Scan the listing below and copy every line holding "deporte".

Part of a data file
——

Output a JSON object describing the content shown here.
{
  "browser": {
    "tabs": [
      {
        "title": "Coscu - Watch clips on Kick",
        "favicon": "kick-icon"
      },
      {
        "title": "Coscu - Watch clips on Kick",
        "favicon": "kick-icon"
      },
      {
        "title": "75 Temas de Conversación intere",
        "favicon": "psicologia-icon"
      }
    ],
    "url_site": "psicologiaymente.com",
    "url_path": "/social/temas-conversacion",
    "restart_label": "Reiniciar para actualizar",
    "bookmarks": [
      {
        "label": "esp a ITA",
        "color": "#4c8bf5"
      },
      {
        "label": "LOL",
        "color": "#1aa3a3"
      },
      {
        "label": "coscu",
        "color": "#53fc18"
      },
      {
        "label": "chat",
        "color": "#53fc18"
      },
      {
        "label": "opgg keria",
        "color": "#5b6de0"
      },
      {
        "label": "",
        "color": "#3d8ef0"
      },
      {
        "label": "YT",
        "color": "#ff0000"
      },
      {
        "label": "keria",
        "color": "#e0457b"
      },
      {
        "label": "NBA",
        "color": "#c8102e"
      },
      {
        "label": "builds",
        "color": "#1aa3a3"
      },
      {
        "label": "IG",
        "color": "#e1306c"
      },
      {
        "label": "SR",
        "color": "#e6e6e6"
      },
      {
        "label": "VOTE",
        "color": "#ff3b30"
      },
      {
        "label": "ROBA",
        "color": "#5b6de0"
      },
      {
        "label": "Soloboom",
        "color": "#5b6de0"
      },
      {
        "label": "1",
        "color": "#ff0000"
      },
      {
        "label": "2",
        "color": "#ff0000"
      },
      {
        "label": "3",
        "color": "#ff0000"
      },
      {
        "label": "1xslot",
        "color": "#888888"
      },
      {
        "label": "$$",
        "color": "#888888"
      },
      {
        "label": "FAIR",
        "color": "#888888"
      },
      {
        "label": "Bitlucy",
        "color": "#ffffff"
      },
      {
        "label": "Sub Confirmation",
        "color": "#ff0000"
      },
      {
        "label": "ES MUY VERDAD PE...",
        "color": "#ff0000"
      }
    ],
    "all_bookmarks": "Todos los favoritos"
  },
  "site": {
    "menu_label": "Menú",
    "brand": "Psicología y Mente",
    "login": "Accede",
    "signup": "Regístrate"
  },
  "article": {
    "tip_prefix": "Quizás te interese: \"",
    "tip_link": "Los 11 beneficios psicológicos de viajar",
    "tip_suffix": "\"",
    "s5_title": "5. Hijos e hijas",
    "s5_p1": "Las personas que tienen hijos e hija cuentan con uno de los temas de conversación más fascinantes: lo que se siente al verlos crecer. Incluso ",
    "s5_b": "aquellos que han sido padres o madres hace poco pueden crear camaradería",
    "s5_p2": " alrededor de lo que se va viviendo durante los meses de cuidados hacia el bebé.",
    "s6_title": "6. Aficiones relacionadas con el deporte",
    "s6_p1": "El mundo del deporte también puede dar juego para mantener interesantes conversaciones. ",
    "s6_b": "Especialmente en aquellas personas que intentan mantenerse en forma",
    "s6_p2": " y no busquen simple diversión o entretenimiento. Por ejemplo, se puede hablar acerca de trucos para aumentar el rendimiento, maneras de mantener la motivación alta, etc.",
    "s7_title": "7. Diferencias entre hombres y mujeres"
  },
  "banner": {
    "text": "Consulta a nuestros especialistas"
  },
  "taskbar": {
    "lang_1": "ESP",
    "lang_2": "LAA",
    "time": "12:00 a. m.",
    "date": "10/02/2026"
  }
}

——

TASK OUTPUT =
    "s6_title": "6. Aficiones relacionadas con el deporte",
    "s6_p1": "El mundo del deporte también puede dar juego para mantener interesantes conversaciones. ",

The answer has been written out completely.